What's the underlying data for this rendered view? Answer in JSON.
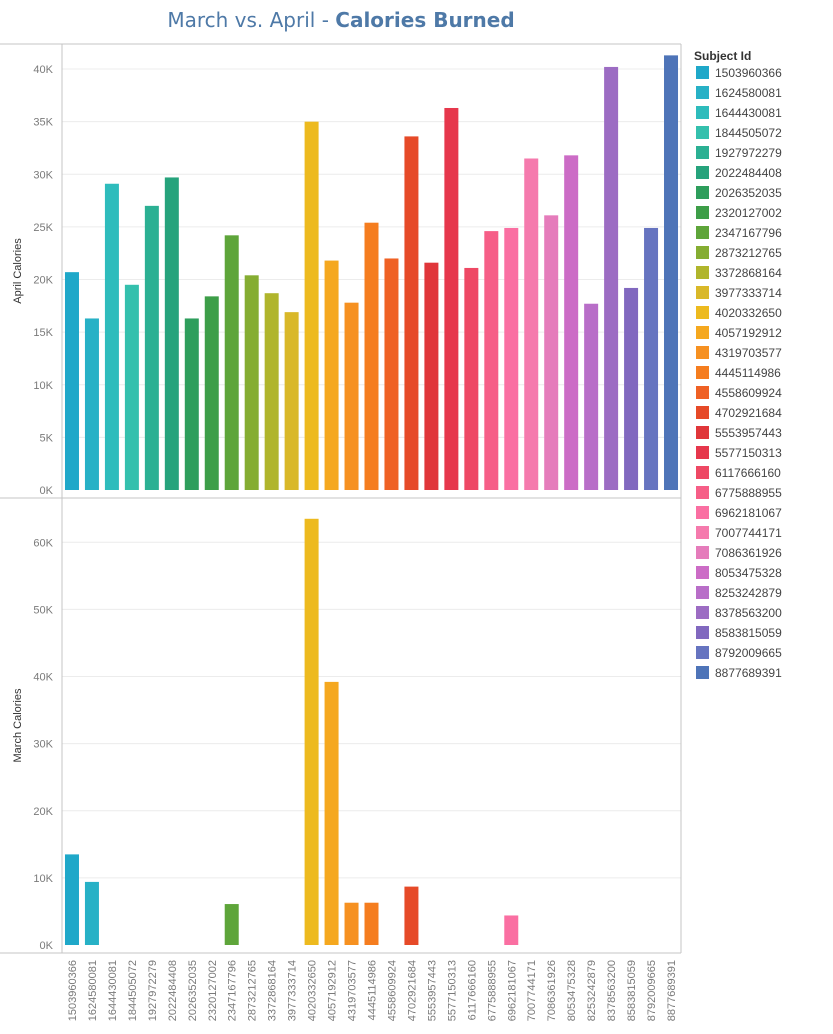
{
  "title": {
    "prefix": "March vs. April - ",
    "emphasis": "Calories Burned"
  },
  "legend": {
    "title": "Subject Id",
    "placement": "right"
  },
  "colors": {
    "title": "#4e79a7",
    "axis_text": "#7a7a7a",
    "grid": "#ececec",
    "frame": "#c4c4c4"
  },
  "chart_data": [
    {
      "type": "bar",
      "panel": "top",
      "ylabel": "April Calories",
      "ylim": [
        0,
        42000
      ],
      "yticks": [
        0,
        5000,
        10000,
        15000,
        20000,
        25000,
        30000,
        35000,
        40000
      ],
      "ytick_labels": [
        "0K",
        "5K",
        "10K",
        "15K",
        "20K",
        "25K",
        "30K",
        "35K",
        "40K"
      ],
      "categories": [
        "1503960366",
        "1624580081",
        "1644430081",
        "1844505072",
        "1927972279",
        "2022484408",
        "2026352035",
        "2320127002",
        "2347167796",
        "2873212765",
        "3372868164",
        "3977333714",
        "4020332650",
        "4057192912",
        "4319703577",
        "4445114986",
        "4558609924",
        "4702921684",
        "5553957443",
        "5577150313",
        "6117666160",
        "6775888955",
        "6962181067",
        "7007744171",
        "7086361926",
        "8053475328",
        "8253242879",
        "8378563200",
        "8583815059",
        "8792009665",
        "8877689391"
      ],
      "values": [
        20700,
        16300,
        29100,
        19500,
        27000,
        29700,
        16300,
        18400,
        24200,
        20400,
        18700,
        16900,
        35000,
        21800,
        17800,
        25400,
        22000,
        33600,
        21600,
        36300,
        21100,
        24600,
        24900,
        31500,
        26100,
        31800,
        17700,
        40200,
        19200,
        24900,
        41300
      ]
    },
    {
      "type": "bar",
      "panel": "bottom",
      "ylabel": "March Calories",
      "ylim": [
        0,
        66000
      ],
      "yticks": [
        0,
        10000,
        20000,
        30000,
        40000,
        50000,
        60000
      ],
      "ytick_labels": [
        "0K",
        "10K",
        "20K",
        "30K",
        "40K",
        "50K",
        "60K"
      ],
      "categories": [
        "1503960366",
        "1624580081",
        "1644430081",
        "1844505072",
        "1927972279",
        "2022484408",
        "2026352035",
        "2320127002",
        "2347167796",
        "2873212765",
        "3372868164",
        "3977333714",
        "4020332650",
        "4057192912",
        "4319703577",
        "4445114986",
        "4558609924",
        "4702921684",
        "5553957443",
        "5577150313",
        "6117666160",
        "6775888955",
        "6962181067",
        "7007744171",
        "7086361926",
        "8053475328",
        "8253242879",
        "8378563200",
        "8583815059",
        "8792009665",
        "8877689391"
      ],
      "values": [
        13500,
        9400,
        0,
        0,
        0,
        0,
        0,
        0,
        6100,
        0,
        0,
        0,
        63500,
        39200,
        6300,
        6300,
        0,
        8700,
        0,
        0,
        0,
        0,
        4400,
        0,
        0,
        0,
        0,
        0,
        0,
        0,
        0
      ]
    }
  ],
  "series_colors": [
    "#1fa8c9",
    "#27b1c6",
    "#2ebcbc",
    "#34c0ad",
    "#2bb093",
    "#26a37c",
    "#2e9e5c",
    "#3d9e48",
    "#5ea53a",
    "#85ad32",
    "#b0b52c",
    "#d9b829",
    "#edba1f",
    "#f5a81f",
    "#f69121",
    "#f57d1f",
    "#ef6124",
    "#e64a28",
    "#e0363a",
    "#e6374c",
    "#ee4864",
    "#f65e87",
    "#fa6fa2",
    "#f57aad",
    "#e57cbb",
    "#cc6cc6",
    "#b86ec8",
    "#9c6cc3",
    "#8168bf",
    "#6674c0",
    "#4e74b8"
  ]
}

+ + + + + + +

▶ [GIVEN PROBLEM]:
Skip every picture and transcribe the data above exactly.

▶ [SOLUTION FOR THIS EXERCISE]:
What's the underlying data for this rendered view? Answer in JSON.
{
  "title": {
    "prefix": "March vs. April - ",
    "emphasis": "Calories Burned"
  },
  "legend": {
    "title": "Subject Id",
    "placement": "right"
  },
  "colors": {
    "title": "#4e79a7",
    "axis_text": "#7a7a7a",
    "grid": "#ececec",
    "frame": "#c4c4c4"
  },
  "chart_data": [
    {
      "type": "bar",
      "panel": "top",
      "ylabel": "April Calories",
      "ylim": [
        0,
        42000
      ],
      "yticks": [
        0,
        5000,
        10000,
        15000,
        20000,
        25000,
        30000,
        35000,
        40000
      ],
      "ytick_labels": [
        "0K",
        "5K",
        "10K",
        "15K",
        "20K",
        "25K",
        "30K",
        "35K",
        "40K"
      ],
      "categories": [
        "1503960366",
        "1624580081",
        "1644430081",
        "1844505072",
        "1927972279",
        "2022484408",
        "2026352035",
        "2320127002",
        "2347167796",
        "2873212765",
        "3372868164",
        "3977333714",
        "4020332650",
        "4057192912",
        "4319703577",
        "4445114986",
        "4558609924",
        "4702921684",
        "5553957443",
        "5577150313",
        "6117666160",
        "6775888955",
        "6962181067",
        "7007744171",
        "7086361926",
        "8053475328",
        "8253242879",
        "8378563200",
        "8583815059",
        "8792009665",
        "8877689391"
      ],
      "values": [
        20700,
        16300,
        29100,
        19500,
        27000,
        29700,
        16300,
        18400,
        24200,
        20400,
        18700,
        16900,
        35000,
        21800,
        17800,
        25400,
        22000,
        33600,
        21600,
        36300,
        21100,
        24600,
        24900,
        31500,
        26100,
        31800,
        17700,
        40200,
        19200,
        24900,
        41300
      ]
    },
    {
      "type": "bar",
      "panel": "bottom",
      "ylabel": "March Calories",
      "ylim": [
        0,
        66000
      ],
      "yticks": [
        0,
        10000,
        20000,
        30000,
        40000,
        50000,
        60000
      ],
      "ytick_labels": [
        "0K",
        "10K",
        "20K",
        "30K",
        "40K",
        "50K",
        "60K"
      ],
      "categories": [
        "1503960366",
        "1624580081",
        "1644430081",
        "1844505072",
        "1927972279",
        "2022484408",
        "2026352035",
        "2320127002",
        "2347167796",
        "2873212765",
        "3372868164",
        "3977333714",
        "4020332650",
        "4057192912",
        "4319703577",
        "4445114986",
        "4558609924",
        "4702921684",
        "5553957443",
        "5577150313",
        "6117666160",
        "6775888955",
        "6962181067",
        "7007744171",
        "7086361926",
        "8053475328",
        "8253242879",
        "8378563200",
        "8583815059",
        "8792009665",
        "8877689391"
      ],
      "values": [
        13500,
        9400,
        0,
        0,
        0,
        0,
        0,
        0,
        6100,
        0,
        0,
        0,
        63500,
        39200,
        6300,
        6300,
        0,
        8700,
        0,
        0,
        0,
        0,
        4400,
        0,
        0,
        0,
        0,
        0,
        0,
        0,
        0
      ]
    }
  ],
  "series_colors": [
    "#1fa8c9",
    "#27b1c6",
    "#2ebcbc",
    "#34c0ad",
    "#2bb093",
    "#26a37c",
    "#2e9e5c",
    "#3d9e48",
    "#5ea53a",
    "#85ad32",
    "#b0b52c",
    "#d9b829",
    "#edba1f",
    "#f5a81f",
    "#f69121",
    "#f57d1f",
    "#ef6124",
    "#e64a28",
    "#e0363a",
    "#e6374c",
    "#ee4864",
    "#f65e87",
    "#fa6fa2",
    "#f57aad",
    "#e57cbb",
    "#cc6cc6",
    "#b86ec8",
    "#9c6cc3",
    "#8168bf",
    "#6674c0",
    "#4e74b8"
  ]
}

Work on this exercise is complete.